---------- EXERCISE INPUT ----------

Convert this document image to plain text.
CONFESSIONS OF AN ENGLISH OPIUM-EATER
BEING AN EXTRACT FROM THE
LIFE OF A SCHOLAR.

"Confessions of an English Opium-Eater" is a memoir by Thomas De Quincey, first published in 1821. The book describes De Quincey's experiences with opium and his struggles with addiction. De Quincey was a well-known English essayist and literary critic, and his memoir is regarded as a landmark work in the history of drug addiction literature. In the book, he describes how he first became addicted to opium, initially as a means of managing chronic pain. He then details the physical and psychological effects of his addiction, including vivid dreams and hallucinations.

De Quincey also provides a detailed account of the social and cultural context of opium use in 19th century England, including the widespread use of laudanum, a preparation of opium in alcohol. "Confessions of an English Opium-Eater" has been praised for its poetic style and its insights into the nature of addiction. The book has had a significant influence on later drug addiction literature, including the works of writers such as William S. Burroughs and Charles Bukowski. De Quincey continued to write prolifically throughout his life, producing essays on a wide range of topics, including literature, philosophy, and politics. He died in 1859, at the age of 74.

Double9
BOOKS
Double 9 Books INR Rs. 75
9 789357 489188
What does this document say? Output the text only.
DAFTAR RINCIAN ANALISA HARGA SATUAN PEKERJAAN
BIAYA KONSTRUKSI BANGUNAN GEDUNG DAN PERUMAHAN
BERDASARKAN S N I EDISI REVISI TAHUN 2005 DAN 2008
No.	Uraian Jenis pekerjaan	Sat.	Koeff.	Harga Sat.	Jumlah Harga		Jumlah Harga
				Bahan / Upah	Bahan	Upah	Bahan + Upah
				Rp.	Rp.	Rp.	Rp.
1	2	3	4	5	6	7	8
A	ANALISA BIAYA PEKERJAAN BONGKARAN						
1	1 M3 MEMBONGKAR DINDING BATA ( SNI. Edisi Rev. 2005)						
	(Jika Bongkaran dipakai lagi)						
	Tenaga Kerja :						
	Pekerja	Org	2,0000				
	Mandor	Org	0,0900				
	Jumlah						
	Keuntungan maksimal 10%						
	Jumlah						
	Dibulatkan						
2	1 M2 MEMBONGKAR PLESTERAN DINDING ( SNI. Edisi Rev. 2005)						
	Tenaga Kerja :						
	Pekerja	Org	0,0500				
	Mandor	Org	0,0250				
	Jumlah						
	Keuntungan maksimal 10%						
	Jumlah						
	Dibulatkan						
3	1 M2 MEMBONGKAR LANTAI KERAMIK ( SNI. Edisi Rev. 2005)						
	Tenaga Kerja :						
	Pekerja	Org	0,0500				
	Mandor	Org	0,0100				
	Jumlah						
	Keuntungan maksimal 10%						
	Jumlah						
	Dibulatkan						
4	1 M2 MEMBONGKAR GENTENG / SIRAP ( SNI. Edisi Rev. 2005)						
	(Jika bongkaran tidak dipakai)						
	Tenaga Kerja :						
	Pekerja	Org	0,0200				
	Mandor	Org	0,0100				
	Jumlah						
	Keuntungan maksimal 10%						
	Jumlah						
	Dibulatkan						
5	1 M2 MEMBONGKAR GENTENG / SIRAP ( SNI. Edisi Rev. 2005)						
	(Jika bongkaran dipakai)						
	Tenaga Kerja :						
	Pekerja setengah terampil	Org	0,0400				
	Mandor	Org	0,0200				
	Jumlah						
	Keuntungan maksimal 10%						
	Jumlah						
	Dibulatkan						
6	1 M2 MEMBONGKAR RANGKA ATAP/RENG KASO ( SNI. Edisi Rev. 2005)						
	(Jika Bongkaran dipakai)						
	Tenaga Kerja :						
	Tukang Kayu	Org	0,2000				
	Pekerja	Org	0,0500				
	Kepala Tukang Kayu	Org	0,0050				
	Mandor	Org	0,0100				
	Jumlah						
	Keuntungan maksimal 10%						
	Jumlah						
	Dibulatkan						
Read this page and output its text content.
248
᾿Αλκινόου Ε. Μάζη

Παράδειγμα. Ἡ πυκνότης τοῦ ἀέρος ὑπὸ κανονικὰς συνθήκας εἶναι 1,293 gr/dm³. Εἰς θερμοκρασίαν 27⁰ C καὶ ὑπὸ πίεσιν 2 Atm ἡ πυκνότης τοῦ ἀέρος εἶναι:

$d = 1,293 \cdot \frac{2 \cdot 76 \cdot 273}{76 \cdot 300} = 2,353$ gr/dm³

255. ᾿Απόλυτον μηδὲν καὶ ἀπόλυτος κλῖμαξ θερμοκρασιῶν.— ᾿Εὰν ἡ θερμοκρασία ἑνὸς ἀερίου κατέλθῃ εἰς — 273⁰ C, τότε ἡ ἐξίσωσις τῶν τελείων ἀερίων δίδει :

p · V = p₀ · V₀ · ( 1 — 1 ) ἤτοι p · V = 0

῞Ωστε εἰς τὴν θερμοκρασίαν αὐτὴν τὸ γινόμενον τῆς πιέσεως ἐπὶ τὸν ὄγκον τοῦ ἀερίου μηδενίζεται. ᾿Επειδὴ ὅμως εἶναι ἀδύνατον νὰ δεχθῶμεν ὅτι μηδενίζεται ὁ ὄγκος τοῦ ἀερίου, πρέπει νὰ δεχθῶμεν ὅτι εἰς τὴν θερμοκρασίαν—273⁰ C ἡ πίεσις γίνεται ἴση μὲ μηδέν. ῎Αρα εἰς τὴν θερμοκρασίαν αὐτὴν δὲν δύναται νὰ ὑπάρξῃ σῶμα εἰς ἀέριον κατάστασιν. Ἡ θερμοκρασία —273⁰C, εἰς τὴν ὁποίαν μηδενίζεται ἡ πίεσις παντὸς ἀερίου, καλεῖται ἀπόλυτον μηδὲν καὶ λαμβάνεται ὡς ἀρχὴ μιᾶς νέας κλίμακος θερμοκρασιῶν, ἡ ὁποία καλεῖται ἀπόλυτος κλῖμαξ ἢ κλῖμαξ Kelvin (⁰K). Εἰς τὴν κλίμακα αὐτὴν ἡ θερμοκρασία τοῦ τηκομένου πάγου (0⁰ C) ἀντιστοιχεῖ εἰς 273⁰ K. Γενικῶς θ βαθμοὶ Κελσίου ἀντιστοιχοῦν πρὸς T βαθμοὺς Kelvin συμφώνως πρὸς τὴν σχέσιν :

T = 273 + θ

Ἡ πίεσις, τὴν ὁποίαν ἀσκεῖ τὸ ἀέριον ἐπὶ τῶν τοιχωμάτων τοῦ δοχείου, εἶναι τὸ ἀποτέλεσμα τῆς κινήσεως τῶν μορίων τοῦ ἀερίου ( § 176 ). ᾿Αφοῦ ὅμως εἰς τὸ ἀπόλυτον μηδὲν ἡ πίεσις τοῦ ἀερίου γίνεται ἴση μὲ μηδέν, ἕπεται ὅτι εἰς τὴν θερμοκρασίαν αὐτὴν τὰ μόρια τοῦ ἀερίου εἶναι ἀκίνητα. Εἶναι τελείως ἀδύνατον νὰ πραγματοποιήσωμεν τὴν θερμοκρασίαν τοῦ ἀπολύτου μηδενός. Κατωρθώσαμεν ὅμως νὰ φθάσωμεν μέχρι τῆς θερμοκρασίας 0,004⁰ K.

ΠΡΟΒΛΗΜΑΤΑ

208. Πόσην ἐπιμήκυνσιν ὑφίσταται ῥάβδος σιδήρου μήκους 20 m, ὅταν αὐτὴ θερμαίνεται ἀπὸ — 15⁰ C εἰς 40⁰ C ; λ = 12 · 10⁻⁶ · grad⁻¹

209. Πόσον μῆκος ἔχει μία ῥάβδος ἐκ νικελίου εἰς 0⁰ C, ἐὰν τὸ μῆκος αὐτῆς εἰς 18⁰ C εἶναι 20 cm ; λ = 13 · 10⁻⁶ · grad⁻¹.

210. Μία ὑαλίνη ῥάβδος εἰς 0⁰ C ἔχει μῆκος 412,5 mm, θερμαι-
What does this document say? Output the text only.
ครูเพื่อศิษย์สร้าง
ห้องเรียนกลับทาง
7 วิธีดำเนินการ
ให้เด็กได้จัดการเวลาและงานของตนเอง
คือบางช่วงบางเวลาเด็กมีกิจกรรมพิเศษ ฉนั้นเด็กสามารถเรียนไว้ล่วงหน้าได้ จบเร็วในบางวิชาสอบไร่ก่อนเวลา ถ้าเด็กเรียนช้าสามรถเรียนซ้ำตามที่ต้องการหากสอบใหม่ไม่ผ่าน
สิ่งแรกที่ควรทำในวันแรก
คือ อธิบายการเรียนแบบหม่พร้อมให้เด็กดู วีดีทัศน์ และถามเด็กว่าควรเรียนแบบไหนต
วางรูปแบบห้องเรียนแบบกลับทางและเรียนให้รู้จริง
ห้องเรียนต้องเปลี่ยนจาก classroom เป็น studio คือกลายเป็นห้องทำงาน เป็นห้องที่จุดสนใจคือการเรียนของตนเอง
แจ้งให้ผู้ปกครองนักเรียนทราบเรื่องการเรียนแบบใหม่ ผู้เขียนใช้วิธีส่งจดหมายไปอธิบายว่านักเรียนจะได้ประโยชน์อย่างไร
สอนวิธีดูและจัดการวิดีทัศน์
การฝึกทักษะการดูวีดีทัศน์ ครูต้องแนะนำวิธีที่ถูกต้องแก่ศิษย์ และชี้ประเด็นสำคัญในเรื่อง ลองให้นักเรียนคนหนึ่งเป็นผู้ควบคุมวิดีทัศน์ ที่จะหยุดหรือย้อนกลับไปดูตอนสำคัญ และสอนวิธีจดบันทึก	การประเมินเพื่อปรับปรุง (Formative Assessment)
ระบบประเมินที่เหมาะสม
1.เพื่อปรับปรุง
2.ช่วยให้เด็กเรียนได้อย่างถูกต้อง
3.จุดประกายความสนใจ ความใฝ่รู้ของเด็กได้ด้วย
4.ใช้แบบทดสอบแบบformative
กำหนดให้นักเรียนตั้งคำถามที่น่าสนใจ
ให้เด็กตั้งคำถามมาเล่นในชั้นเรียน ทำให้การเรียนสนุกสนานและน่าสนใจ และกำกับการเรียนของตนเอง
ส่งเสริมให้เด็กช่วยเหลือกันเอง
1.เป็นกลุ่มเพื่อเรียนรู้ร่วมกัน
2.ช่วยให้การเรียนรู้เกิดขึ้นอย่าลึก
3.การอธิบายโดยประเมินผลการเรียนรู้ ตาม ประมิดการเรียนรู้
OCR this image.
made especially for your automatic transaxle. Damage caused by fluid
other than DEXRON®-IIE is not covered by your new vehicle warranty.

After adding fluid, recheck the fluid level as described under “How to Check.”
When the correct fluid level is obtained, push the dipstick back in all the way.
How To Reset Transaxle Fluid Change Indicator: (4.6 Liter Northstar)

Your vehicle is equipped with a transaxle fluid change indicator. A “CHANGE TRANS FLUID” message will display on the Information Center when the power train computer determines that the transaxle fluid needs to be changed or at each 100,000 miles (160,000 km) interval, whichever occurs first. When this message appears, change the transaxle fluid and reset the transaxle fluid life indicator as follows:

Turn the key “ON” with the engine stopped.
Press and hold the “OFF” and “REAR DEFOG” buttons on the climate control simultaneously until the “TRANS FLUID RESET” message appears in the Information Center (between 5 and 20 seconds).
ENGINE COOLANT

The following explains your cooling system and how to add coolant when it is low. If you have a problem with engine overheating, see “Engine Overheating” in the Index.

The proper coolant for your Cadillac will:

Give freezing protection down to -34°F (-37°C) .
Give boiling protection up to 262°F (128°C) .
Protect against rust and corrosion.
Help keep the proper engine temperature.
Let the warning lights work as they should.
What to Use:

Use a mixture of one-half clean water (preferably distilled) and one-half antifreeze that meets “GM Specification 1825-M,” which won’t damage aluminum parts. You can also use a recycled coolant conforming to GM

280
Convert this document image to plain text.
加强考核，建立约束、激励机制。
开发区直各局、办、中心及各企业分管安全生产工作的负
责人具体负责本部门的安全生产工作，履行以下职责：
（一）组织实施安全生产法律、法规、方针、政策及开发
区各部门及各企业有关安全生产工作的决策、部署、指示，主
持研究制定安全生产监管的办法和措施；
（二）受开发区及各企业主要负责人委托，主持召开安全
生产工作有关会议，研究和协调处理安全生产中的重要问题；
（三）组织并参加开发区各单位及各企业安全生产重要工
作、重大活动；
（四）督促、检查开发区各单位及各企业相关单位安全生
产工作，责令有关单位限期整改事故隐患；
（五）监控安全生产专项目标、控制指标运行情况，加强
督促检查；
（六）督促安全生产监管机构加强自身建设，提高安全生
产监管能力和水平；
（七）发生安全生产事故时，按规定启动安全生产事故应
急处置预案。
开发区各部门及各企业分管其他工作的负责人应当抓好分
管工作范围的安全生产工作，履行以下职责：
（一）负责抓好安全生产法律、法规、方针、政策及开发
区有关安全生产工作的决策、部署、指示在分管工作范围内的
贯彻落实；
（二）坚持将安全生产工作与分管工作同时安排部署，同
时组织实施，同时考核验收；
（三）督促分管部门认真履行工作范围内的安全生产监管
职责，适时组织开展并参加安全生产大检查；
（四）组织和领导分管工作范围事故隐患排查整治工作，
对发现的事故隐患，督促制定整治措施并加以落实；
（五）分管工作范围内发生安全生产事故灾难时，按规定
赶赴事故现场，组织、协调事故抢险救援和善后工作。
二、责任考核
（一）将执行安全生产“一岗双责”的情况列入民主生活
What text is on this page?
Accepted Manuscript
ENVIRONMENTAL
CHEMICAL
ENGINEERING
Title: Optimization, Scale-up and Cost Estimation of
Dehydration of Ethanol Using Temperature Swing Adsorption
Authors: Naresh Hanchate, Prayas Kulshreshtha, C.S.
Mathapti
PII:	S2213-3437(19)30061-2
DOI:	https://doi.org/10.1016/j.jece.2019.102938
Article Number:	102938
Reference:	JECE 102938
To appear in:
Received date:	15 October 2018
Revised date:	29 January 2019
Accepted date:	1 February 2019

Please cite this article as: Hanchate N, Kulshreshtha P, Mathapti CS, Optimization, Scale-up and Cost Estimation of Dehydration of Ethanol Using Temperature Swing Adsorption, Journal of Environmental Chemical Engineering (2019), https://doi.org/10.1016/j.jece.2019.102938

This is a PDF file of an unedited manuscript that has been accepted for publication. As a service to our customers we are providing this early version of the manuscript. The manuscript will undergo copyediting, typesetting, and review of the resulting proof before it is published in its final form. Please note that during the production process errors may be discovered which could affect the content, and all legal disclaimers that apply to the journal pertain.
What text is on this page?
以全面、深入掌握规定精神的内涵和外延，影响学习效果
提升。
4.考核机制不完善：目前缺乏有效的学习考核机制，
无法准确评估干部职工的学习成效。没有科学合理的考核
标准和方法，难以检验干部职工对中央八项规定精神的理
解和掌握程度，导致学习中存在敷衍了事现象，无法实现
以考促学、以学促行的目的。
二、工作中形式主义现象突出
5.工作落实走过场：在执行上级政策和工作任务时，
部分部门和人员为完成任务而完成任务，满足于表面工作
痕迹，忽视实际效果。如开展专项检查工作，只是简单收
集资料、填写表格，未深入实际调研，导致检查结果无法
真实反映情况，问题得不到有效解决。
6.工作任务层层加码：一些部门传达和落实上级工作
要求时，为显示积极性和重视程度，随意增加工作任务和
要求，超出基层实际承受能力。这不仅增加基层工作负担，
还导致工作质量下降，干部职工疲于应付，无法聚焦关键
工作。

----------

● **WHAT IS NEEDED**
Pull out each line of the listing that holds the string "μῆκος".

● **RESPONSE**
209. Πόσον μῆκος ἔχει μία ῥάβδος ἐκ νικελίου εἰς 0⁰ C, ἐὰν τὸ μῆκος αὐτῆς εἰς 18⁰ C εἶναι 20 cm ; λ = 13 · 10⁻⁶ · grad⁻¹.
210. Μία ὑαλίνη ῥάβδος εἰς 0⁰ C ἔχει μῆκος 412,5 mm, θερμαι-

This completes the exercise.